I bring a long history to this file, because I've been involved in the field for more than 30 years. I was the founder and executive director of the Centre for Literacy, which many people called the pre-eminent research and resource centre in Canada for many years until we closed in 2015. I've done research and written widely about this topic for a number of years.
I've just completed a study and inventory with Marc Johnson regarding literacy and essential skills, and the needs of minority language populations around literacy and essential skills. We're going to be doing presentations on that two weeks from now, each for our own communities, and then I expect that the office will share the report with people. I'm not at liberty to discuss any of the recommendations, but I will probably draw on some of the findings, because the study has been done in the last six months to a year.
The main message that I bring today is that the literacy and essential skills needs faced by the anglophone community in Quebec are not currently being well met by the services that are there, and that they face a number of barriers—some of them are quite similar to those faced by francophones outside Quebec, but some of them are unique to Quebec.
The large-scale impacts have been felt because of the changes in policy and funding from the federal level in particular, because the minority language groups are very dependent on federal funding that comes through Quebec. Quebec also has—in some ways, I would say—the privilege of having some core funding that goes to its community groups.
Anglophone groups in Quebec get some core funding. It's easy to take that to mask the reality, because the reality behind that core funding is that it's too small to really allow the groups to reach capacity or to serve the populations that they have to serve. I will leave that to Margo to speak about more fully.
I guess the other major impact that's been felt by the minority language community is the same as that has been felt by all the organizations across Canada, and that was the end of core funding for this activity in 2014 by the federal government. It said at that time that it was no longer going to fund research and organizations. It was only going to fund useful projects. What that essentially meant was that 30 years of work across the country was wiped out within a year or two.

# [INFORMATION SHOWN]
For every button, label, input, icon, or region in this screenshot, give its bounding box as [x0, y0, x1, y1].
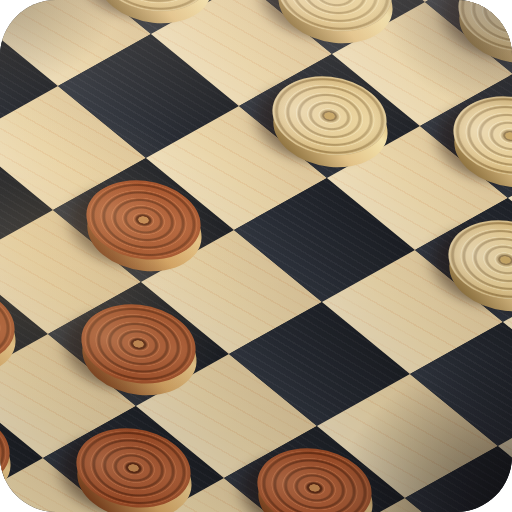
checkers-board: ⛀⛀⛂⛂⛀⛀⛂⛂⛀⛂⛀⛂ — [0, 0, 512, 512]
checkers-photo: ⛀⛀⛂⛂⛀⛀⛂⛂⛀⛂⛀⛂ — [0, 0, 512, 512]
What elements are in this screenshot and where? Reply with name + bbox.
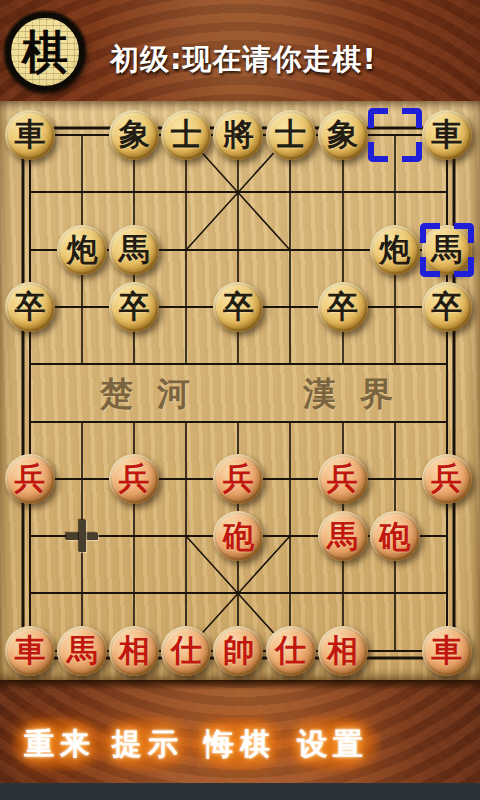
piece-glyph: 將 [223,119,254,150]
piece-glyph: 兵 [327,463,358,494]
piece-red-chariot-1[interactable]: 車 [5,626,55,676]
piece-glyph: 炮 [379,234,410,265]
piece-glyph: 象 [327,119,358,150]
status-message: 初级:现在请你走棋! [110,40,470,80]
system-status-bar [0,783,480,800]
piece-red-general[interactable]: 帥 [213,626,263,676]
piece-black-soldier-5[interactable]: 卒 [422,282,472,332]
piece-red-horse-2[interactable]: 馬 [318,511,368,561]
piece-glyph: 砲 [223,521,254,552]
undo-button[interactable]: 悔棋 [192,717,288,771]
board-grid: 車象士將士象車炮馬炮馬卒卒卒卒卒兵兵兵兵兵砲馬砲車馬相仕帥仕相車 [4,106,473,679]
piece-glyph: 卒 [119,291,150,322]
piece-glyph: 卒 [431,291,462,322]
piece-glyph: 仕 [171,635,202,666]
piece-glyph: 馬 [119,234,150,265]
piece-black-general[interactable]: 將 [213,110,263,160]
piece-red-soldier-1[interactable]: 兵 [5,454,55,504]
piece-red-horse-1[interactable]: 馬 [57,626,107,676]
piece-black-horse-1[interactable]: 馬 [109,225,159,275]
piece-glyph: 兵 [15,463,46,494]
piece-glyph: 車 [15,119,46,150]
piece-black-soldier-3[interactable]: 卒 [213,282,263,332]
board-bottom-edge [0,680,480,690]
piece-red-cannon-1[interactable]: 砲 [213,511,263,561]
xiangqi-board[interactable]: 楚河 漢界 車象士將士象車炮馬炮馬卒卒卒卒卒兵兵兵兵兵砲馬砲車馬相仕帥仕相車 [0,101,480,680]
piece-black-soldier-2[interactable]: 卒 [109,282,159,332]
piece-glyph: 車 [15,635,46,666]
piece-glyph: 卒 [327,291,358,322]
bracket-corner-tl [368,108,388,128]
piece-black-soldier-1[interactable]: 卒 [5,282,55,332]
piece-glyph: 帥 [223,635,254,666]
piece-red-advisor-2[interactable]: 仕 [266,626,316,676]
piece-glyph: 車 [431,635,462,666]
piece-glyph: 兵 [431,463,462,494]
piece-black-cannon-2[interactable]: 炮 [370,225,420,275]
bracket-corner-bl [368,142,388,162]
piece-glyph: 兵 [223,463,254,494]
piece-glyph: 仕 [275,635,306,666]
piece-black-chariot-2[interactable]: 車 [422,110,472,160]
piece-black-soldier-4[interactable]: 卒 [318,282,368,332]
piece-glyph: 卒 [15,291,46,322]
piece-red-soldier-3[interactable]: 兵 [213,454,263,504]
header: 棋 初级:现在请你走棋! [0,0,480,101]
piece-red-soldier-4[interactable]: 兵 [318,454,368,504]
piece-red-soldier-2[interactable]: 兵 [109,454,159,504]
piece-red-cannon-2[interactable]: 砲 [370,511,420,561]
settings-button[interactable]: 设置 [285,717,381,771]
logo-qi-character: 棋 [22,29,68,75]
piece-black-elephant-2[interactable]: 象 [318,110,368,160]
piece-black-chariot-1[interactable]: 車 [5,110,55,160]
piece-red-soldier-5[interactable]: 兵 [422,454,472,504]
piece-glyph: 相 [327,635,358,666]
hint-button[interactable]: 提示 [100,717,196,771]
piece-black-advisor-1[interactable]: 士 [161,110,211,160]
cursor-cross-marker [65,519,99,553]
piece-black-elephant-1[interactable]: 象 [109,110,159,160]
piece-red-elephant-1[interactable]: 相 [109,626,159,676]
piece-red-elephant-2[interactable]: 相 [318,626,368,676]
piece-black-horse-2[interactable]: 馬 [422,225,472,275]
restart-button[interactable]: 重来 [12,717,108,771]
bracket-corner-tr [402,108,422,128]
piece-red-chariot-2[interactable]: 車 [422,626,472,676]
bracket-corner-br [402,142,422,162]
piece-glyph: 相 [119,635,150,666]
piece-glyph: 士 [275,119,306,150]
piece-glyph: 象 [119,119,150,150]
piece-glyph: 卒 [223,291,254,322]
piece-glyph: 士 [171,119,202,150]
piece-glyph: 馬 [67,635,98,666]
piece-glyph: 兵 [119,463,150,494]
app-screen: 棋 初级:现在请你走棋! 楚河 漢界 車象士將士象車炮馬炮馬卒卒卒卒卒兵兵兵兵兵… [0,0,480,800]
piece-glyph: 砲 [379,521,410,552]
piece-glyph: 車 [431,119,462,150]
piece-glyph: 馬 [327,521,358,552]
last-move-from-marker [368,108,422,162]
piece-black-advisor-2[interactable]: 士 [266,110,316,160]
app-logo: 棋 [5,12,85,92]
piece-glyph: 炮 [67,234,98,265]
piece-black-cannon-1[interactable]: 炮 [57,225,107,275]
piece-red-advisor-1[interactable]: 仕 [161,626,211,676]
piece-glyph: 馬 [431,234,462,265]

# [AIM]
Please list every person, place, and organization named in the remarks on literacy and essential skills above.

# [CORRECT ANSWER]
Centre for Literacy, Canada, Marc Johnson, Quebec, Margo